Job – Gather up the lines with the word "ylabel" in them.

Exercise data –
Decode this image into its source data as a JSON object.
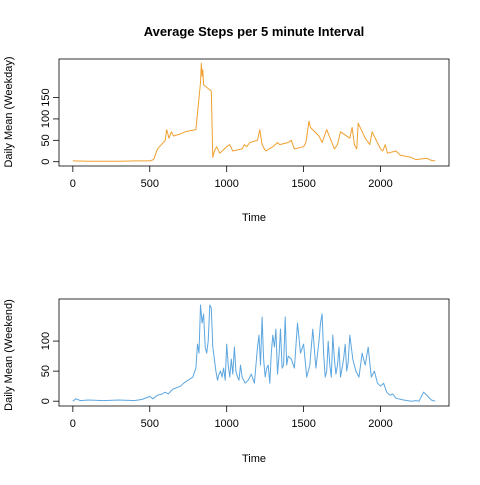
{
  "chart_data": [
    {
      "type": "line",
      "title": "Average Steps per 5 minute Interval",
      "xlabel": "Time",
      "ylabel": "Daily Mean (Weekday)",
      "xlim": [
        -90,
        2445
      ],
      "ylim": [
        -10,
        240
      ],
      "x_ticks": [
        0,
        500,
        1000,
        1500,
        2000
      ],
      "y_ticks": [
        0,
        50,
        100,
        150
      ],
      "color": "#f0a030",
      "series": [
        {
          "x": [
            0,
            100,
            200,
            300,
            400,
            500,
            525,
            550,
            600,
            610,
            625,
            640,
            655,
            700,
            730,
            800,
            815,
            830,
            835,
            840,
            845,
            850,
            900,
            910,
            920,
            935,
            955,
            1000,
            1020,
            1040,
            1100,
            1115,
            1130,
            1150,
            1200,
            1215,
            1230,
            1245,
            1255,
            1300,
            1315,
            1330,
            1345,
            1400,
            1420,
            1440,
            1500,
            1515,
            1535,
            1545,
            1600,
            1620,
            1630,
            1650,
            1700,
            1720,
            1740,
            1800,
            1815,
            1830,
            1845,
            1850,
            1855,
            1900,
            1930,
            1945,
            2000,
            2015,
            2030,
            2045,
            2100,
            2130,
            2200,
            2230,
            2300,
            2330,
            2355
          ],
          "y": [
            2,
            1,
            1,
            1,
            2,
            2,
            5,
            30,
            50,
            75,
            55,
            70,
            60,
            65,
            70,
            75,
            130,
            185,
            230,
            200,
            215,
            180,
            165,
            10,
            25,
            35,
            20,
            35,
            40,
            25,
            30,
            40,
            35,
            45,
            50,
            75,
            40,
            30,
            25,
            35,
            40,
            45,
            40,
            45,
            50,
            30,
            35,
            45,
            95,
            80,
            60,
            45,
            55,
            75,
            30,
            40,
            70,
            55,
            80,
            40,
            30,
            60,
            90,
            55,
            40,
            70,
            30,
            25,
            40,
            20,
            25,
            15,
            10,
            5,
            8,
            3,
            2
          ]
        }
      ]
    },
    {
      "type": "line",
      "title": "",
      "xlabel": "Time",
      "ylabel": "Daily Mean (Weekend)",
      "xlim": [
        -90,
        2445
      ],
      "ylim": [
        -8,
        170
      ],
      "x_ticks": [
        0,
        500,
        1000,
        1500,
        2000
      ],
      "y_ticks": [
        0,
        50,
        100
      ],
      "color": "#5ca6e0",
      "series": [
        {
          "x": [
            0,
            20,
            50,
            100,
            200,
            300,
            400,
            450,
            500,
            520,
            550,
            580,
            600,
            620,
            650,
            700,
            720,
            750,
            780,
            800,
            810,
            820,
            830,
            840,
            850,
            860,
            870,
            880,
            890,
            900,
            910,
            920,
            930,
            940,
            950,
            960,
            970,
            980,
            990,
            1000,
            1010,
            1020,
            1030,
            1040,
            1050,
            1060,
            1070,
            1080,
            1090,
            1100,
            1120,
            1140,
            1160,
            1180,
            1200,
            1210,
            1220,
            1230,
            1240,
            1250,
            1260,
            1270,
            1280,
            1290,
            1300,
            1310,
            1320,
            1330,
            1340,
            1350,
            1360,
            1370,
            1380,
            1390,
            1400,
            1420,
            1440,
            1460,
            1480,
            1500,
            1520,
            1540,
            1560,
            1580,
            1600,
            1610,
            1620,
            1630,
            1640,
            1650,
            1660,
            1670,
            1680,
            1690,
            1700,
            1710,
            1720,
            1730,
            1740,
            1750,
            1760,
            1770,
            1780,
            1790,
            1800,
            1820,
            1840,
            1860,
            1880,
            1900,
            1920,
            1940,
            1960,
            1980,
            2000,
            2020,
            2040,
            2060,
            2080,
            2100,
            2150,
            2200,
            2230,
            2250,
            2280,
            2300,
            2330,
            2355
          ],
          "y": [
            0,
            4,
            1,
            2,
            1,
            2,
            1,
            3,
            8,
            4,
            10,
            12,
            15,
            12,
            20,
            25,
            30,
            35,
            40,
            55,
            95,
            80,
            160,
            130,
            145,
            90,
            80,
            100,
            160,
            155,
            90,
            70,
            50,
            35,
            45,
            50,
            40,
            55,
            35,
            95,
            60,
            40,
            70,
            45,
            90,
            50,
            40,
            35,
            60,
            40,
            30,
            35,
            45,
            30,
            90,
            110,
            60,
            140,
            70,
            40,
            55,
            60,
            30,
            80,
            110,
            90,
            120,
            45,
            75,
            120,
            55,
            60,
            140,
            60,
            75,
            70,
            55,
            130,
            80,
            95,
            40,
            60,
            120,
            55,
            100,
            130,
            145,
            80,
            40,
            50,
            100,
            60,
            40,
            110,
            70,
            45,
            60,
            90,
            40,
            55,
            70,
            95,
            50,
            65,
            110,
            70,
            50,
            40,
            80,
            60,
            90,
            40,
            50,
            30,
            25,
            30,
            15,
            10,
            12,
            5,
            2,
            0,
            1,
            0,
            15,
            10,
            2,
            0
          ]
        }
      ]
    }
  ]
}
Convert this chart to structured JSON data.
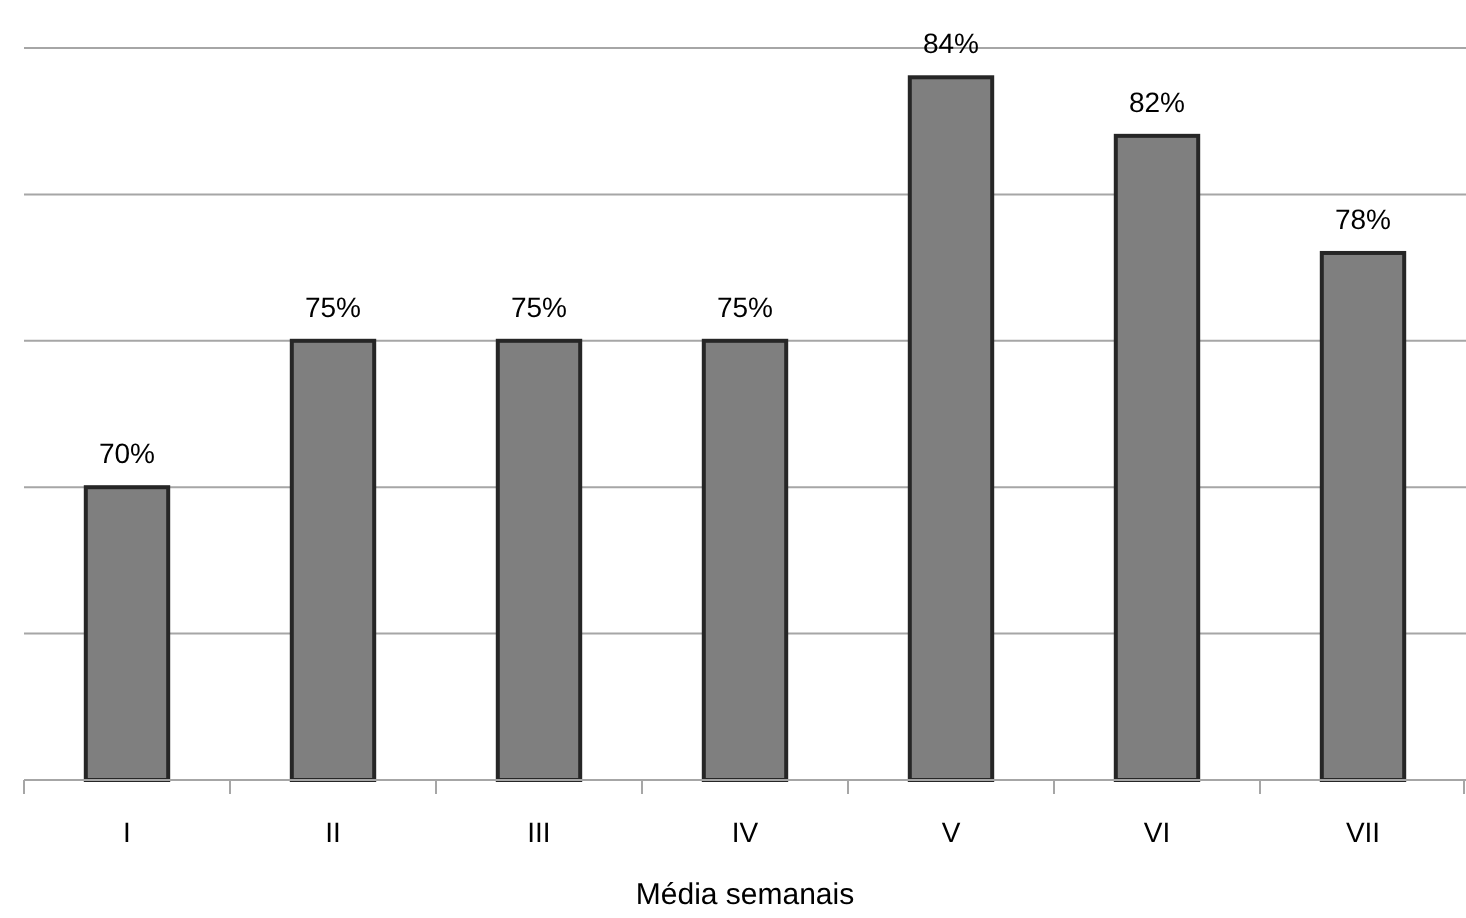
{
  "chart_data": {
    "type": "bar",
    "xlabel": "Média semanais",
    "categories": [
      "I",
      "II",
      "III",
      "IV",
      "V",
      "VI",
      "VII"
    ],
    "values": [
      70,
      75,
      75,
      75,
      84,
      82,
      78
    ],
    "value_labels": [
      "70%",
      "75%",
      "75%",
      "75%",
      "84%",
      "82%",
      "78%"
    ],
    "color": "#7f7f7f",
    "ylim": [
      60,
      85
    ],
    "yticks": [
      {
        "value": 60,
        "label": null
      },
      {
        "value": 65,
        "label": null
      },
      {
        "value": 70,
        "label": null
      },
      {
        "value": 75,
        "label": null
      },
      {
        "value": 80,
        "label": null
      },
      {
        "value": 85,
        "label": null
      }
    ],
    "grid": "y",
    "tick_labels": "x"
  }
}
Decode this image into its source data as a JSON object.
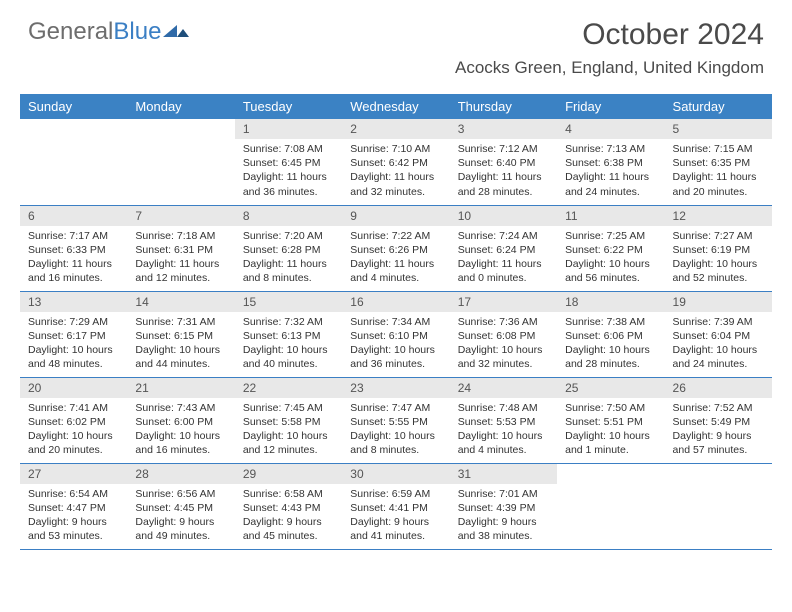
{
  "logo": {
    "text1": "General",
    "text2": "Blue"
  },
  "title": "October 2024",
  "location": "Acocks Green, England, United Kingdom",
  "colors": {
    "header_bg": "#3b82c4",
    "header_text": "#ffffff",
    "daynum_bg": "#e8e8e8",
    "border": "#3b7fc4",
    "logo_gray": "#6d6d6d",
    "logo_blue": "#3b7fc4"
  },
  "weekdays": [
    "Sunday",
    "Monday",
    "Tuesday",
    "Wednesday",
    "Thursday",
    "Friday",
    "Saturday"
  ],
  "weeks": [
    [
      null,
      null,
      {
        "n": "1",
        "sunrise": "7:08 AM",
        "sunset": "6:45 PM",
        "daylight": "11 hours and 36 minutes."
      },
      {
        "n": "2",
        "sunrise": "7:10 AM",
        "sunset": "6:42 PM",
        "daylight": "11 hours and 32 minutes."
      },
      {
        "n": "3",
        "sunrise": "7:12 AM",
        "sunset": "6:40 PM",
        "daylight": "11 hours and 28 minutes."
      },
      {
        "n": "4",
        "sunrise": "7:13 AM",
        "sunset": "6:38 PM",
        "daylight": "11 hours and 24 minutes."
      },
      {
        "n": "5",
        "sunrise": "7:15 AM",
        "sunset": "6:35 PM",
        "daylight": "11 hours and 20 minutes."
      }
    ],
    [
      {
        "n": "6",
        "sunrise": "7:17 AM",
        "sunset": "6:33 PM",
        "daylight": "11 hours and 16 minutes."
      },
      {
        "n": "7",
        "sunrise": "7:18 AM",
        "sunset": "6:31 PM",
        "daylight": "11 hours and 12 minutes."
      },
      {
        "n": "8",
        "sunrise": "7:20 AM",
        "sunset": "6:28 PM",
        "daylight": "11 hours and 8 minutes."
      },
      {
        "n": "9",
        "sunrise": "7:22 AM",
        "sunset": "6:26 PM",
        "daylight": "11 hours and 4 minutes."
      },
      {
        "n": "10",
        "sunrise": "7:24 AM",
        "sunset": "6:24 PM",
        "daylight": "11 hours and 0 minutes."
      },
      {
        "n": "11",
        "sunrise": "7:25 AM",
        "sunset": "6:22 PM",
        "daylight": "10 hours and 56 minutes."
      },
      {
        "n": "12",
        "sunrise": "7:27 AM",
        "sunset": "6:19 PM",
        "daylight": "10 hours and 52 minutes."
      }
    ],
    [
      {
        "n": "13",
        "sunrise": "7:29 AM",
        "sunset": "6:17 PM",
        "daylight": "10 hours and 48 minutes."
      },
      {
        "n": "14",
        "sunrise": "7:31 AM",
        "sunset": "6:15 PM",
        "daylight": "10 hours and 44 minutes."
      },
      {
        "n": "15",
        "sunrise": "7:32 AM",
        "sunset": "6:13 PM",
        "daylight": "10 hours and 40 minutes."
      },
      {
        "n": "16",
        "sunrise": "7:34 AM",
        "sunset": "6:10 PM",
        "daylight": "10 hours and 36 minutes."
      },
      {
        "n": "17",
        "sunrise": "7:36 AM",
        "sunset": "6:08 PM",
        "daylight": "10 hours and 32 minutes."
      },
      {
        "n": "18",
        "sunrise": "7:38 AM",
        "sunset": "6:06 PM",
        "daylight": "10 hours and 28 minutes."
      },
      {
        "n": "19",
        "sunrise": "7:39 AM",
        "sunset": "6:04 PM",
        "daylight": "10 hours and 24 minutes."
      }
    ],
    [
      {
        "n": "20",
        "sunrise": "7:41 AM",
        "sunset": "6:02 PM",
        "daylight": "10 hours and 20 minutes."
      },
      {
        "n": "21",
        "sunrise": "7:43 AM",
        "sunset": "6:00 PM",
        "daylight": "10 hours and 16 minutes."
      },
      {
        "n": "22",
        "sunrise": "7:45 AM",
        "sunset": "5:58 PM",
        "daylight": "10 hours and 12 minutes."
      },
      {
        "n": "23",
        "sunrise": "7:47 AM",
        "sunset": "5:55 PM",
        "daylight": "10 hours and 8 minutes."
      },
      {
        "n": "24",
        "sunrise": "7:48 AM",
        "sunset": "5:53 PM",
        "daylight": "10 hours and 4 minutes."
      },
      {
        "n": "25",
        "sunrise": "7:50 AM",
        "sunset": "5:51 PM",
        "daylight": "10 hours and 1 minute."
      },
      {
        "n": "26",
        "sunrise": "7:52 AM",
        "sunset": "5:49 PM",
        "daylight": "9 hours and 57 minutes."
      }
    ],
    [
      {
        "n": "27",
        "sunrise": "6:54 AM",
        "sunset": "4:47 PM",
        "daylight": "9 hours and 53 minutes."
      },
      {
        "n": "28",
        "sunrise": "6:56 AM",
        "sunset": "4:45 PM",
        "daylight": "9 hours and 49 minutes."
      },
      {
        "n": "29",
        "sunrise": "6:58 AM",
        "sunset": "4:43 PM",
        "daylight": "9 hours and 45 minutes."
      },
      {
        "n": "30",
        "sunrise": "6:59 AM",
        "sunset": "4:41 PM",
        "daylight": "9 hours and 41 minutes."
      },
      {
        "n": "31",
        "sunrise": "7:01 AM",
        "sunset": "4:39 PM",
        "daylight": "9 hours and 38 minutes."
      },
      null,
      null
    ]
  ],
  "labels": {
    "sunrise": "Sunrise:",
    "sunset": "Sunset:",
    "daylight": "Daylight:"
  }
}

Output of the task –
      "ylabel": "Daily Mean (Weekday)",
      "ylabel": "Daily Mean (Weekend)",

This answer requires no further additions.